* _EXERCISE SET_:
1 > Duplicate the Manarat Al Moutawsit passage between "On October 17, 2015" and "case of difficulties.", inclusive.
2 > Pick up the Manarat Al Moutawsit passage after its last sentence and continue writing it.

Ill omens had been evident since the program’s preparatory phase, which took place between 2014 and 2015. The number of projects chosen as part of the Manarat Al Moutawsit “did not meet a strategic vision integrated and shared by all stakeholders,” said the Court of Auditors in a report presented to the King on Tuesday.

On October 17, 2015 the Framework Convention of the project was signed in Tetouan, during which the Ministry of the Interior and the Wilaya of the Region presented to the King the general framework of the project. Yet essential documents were missing, such as an exhaustive list of projects to be carried out, their consistency, updated cost estimates, and a budget.

To oversee the project, the convention set a supervision and monitoring committee chaired by the governor of the province of Al Hoceima and a central monitoring commission.

The Court of Auditors ruled that the committee should have been headed by the Minister of the Interior, and not the governor of the province, “especially during the start-up phase to deal with the constraints relating to the consistency of projects, the mobilization of land, financing, and finding the necessary solutions in case of difficulties.

This committee was also unable to mobilize the other partners for “actual contribution and reactivity,” nor was it capable of giving “the necessary momentum to launch the program on a solid foundation.”

Adding to this, the court noted that the estimated schedule of the planned projects and their budgets were not announced until the meeting of the Commission Monitoring Center held in February 2017 – that is, 16 months after the signing of the convention.

Procrastination and Petty Excuses

The implementation of the program has suffered a slow start, asserts the court.

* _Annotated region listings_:
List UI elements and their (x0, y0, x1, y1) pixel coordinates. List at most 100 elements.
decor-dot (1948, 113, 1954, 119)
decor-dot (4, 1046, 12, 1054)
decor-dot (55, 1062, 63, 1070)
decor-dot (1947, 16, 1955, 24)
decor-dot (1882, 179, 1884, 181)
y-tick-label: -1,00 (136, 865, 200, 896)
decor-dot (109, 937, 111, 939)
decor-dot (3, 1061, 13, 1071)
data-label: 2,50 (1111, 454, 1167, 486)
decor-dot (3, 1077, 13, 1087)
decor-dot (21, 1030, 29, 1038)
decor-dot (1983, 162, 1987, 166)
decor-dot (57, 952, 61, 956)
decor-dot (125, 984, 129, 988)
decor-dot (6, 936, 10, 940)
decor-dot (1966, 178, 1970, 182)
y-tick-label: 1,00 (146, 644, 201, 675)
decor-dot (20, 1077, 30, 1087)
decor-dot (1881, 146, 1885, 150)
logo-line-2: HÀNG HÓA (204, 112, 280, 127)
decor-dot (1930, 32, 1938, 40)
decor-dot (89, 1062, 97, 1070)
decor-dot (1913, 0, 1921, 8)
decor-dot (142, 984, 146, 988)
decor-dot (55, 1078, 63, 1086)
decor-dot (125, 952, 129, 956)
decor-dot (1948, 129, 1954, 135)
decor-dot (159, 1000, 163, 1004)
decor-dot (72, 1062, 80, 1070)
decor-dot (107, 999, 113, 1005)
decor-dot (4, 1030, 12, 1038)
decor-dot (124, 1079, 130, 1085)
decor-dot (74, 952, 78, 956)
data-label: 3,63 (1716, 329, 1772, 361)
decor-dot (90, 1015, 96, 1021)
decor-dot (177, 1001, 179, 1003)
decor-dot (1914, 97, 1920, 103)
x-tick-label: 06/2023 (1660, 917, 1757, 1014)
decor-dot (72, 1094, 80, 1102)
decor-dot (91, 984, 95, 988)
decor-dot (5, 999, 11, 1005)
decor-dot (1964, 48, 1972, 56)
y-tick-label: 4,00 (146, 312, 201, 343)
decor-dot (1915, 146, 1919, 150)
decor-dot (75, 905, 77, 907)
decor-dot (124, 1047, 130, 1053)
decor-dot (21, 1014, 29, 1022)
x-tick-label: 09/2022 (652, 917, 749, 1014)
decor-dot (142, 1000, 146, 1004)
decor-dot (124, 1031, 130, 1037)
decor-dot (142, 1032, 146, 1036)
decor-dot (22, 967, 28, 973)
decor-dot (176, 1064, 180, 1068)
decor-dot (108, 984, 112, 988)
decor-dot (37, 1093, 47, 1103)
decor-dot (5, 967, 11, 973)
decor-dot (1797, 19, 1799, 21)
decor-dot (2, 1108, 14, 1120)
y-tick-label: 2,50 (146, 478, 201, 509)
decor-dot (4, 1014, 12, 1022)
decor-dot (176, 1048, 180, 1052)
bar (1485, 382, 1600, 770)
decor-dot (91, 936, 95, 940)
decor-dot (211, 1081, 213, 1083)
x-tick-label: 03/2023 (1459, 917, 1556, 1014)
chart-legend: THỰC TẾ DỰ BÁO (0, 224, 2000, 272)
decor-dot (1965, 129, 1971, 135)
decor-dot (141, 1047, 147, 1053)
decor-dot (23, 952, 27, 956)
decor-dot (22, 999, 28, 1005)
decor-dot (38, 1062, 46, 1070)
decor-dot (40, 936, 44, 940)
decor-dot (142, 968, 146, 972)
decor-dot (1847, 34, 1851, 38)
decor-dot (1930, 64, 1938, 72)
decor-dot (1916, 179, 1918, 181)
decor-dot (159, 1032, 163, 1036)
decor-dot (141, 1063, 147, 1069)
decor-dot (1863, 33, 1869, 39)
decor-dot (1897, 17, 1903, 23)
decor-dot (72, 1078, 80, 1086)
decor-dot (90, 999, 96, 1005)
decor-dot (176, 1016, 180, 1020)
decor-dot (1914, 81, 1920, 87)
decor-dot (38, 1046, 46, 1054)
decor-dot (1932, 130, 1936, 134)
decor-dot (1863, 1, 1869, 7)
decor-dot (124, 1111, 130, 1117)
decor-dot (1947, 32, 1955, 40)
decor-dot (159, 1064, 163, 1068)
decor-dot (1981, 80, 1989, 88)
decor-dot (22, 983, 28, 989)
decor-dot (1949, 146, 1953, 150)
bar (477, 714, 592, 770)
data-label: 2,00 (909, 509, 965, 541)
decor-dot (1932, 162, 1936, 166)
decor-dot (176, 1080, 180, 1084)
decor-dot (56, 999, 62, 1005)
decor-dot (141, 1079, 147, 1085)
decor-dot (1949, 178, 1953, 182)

* _THE RESULTS_:
1 >
On October 17, 2015 the Framework Convention of the project was signed in Tetouan, during which the Ministry of the Interior and the Wilaya of the Region presented to the King the general framework of the project. Yet essential documents were missing, such as an exhaustive list of projects to be carried out, their consistency, updated cost estimates, and a budget.

To oversee the project, the convention set a supervision and monitoring committee chaired by the governor of the province of Al Hoceima and a central monitoring commission.

The Court of Auditors ruled that the committee should have been headed by the Minister of the Interior, and not the governor of the province, “especially during the start-up phase to deal with the constraints relating to the consistency of projects, the mobilization of land, financing, and finding the necessary solutions in case of difficulties.

2 >
From the signing of the Framework Convention until February 2017, the Court of Auditors noted that most stakeholders at both central and locals levels had significant delays in carrying out their duties.

By the end of 2016, there were only five fully implemented projects, at a budget of MAD 146.8 million, and 45 ongoing projects at MAD 565 million, out of a total 644 projects planned.

Stakeholders justified the delay by citing an alleged “non-compliance programming of budgetary appropriations and difficulties in mobilizing land,” which the Court found to be “baseless.”

Further, at the end of September 2017, 12 agreements were signed by different stakeholders with the Agency for the Promotion and Development of the North (APDN), which took over responsibility for management of a large number of the projects.

The Court of Auditors considered that the decision to entrust the agency with the implementation of a significant number of projects, for a total amount of almost MAD 3 billion representing more than 46 percent of the overall budget, engendered risks in terms of monitoring, costs, and deadlines.

The court noted the suspicious “eagerness” in the Ministries of Culture, the Environment, Health, Youth, and Sports, and others, to hand over their assigned projects to the APDN.

“This eagerness implies that these departments want to do away with their commitments at the expense of the Agency, even though they have the required capacities and expertise to achieve similar projects by themselves, as they typically do throughout the national territory.”

Upon receiving the report from the first president of the Court of Auditors, Driss Jettou, King Mohammed VI responded to the “serious dysfunctions” in the projects by sacking a significant number of ministers and high officials.

The King said that he was “disappointed in their performance at their respective ministries and [he] would never again entrust them with any public missions.”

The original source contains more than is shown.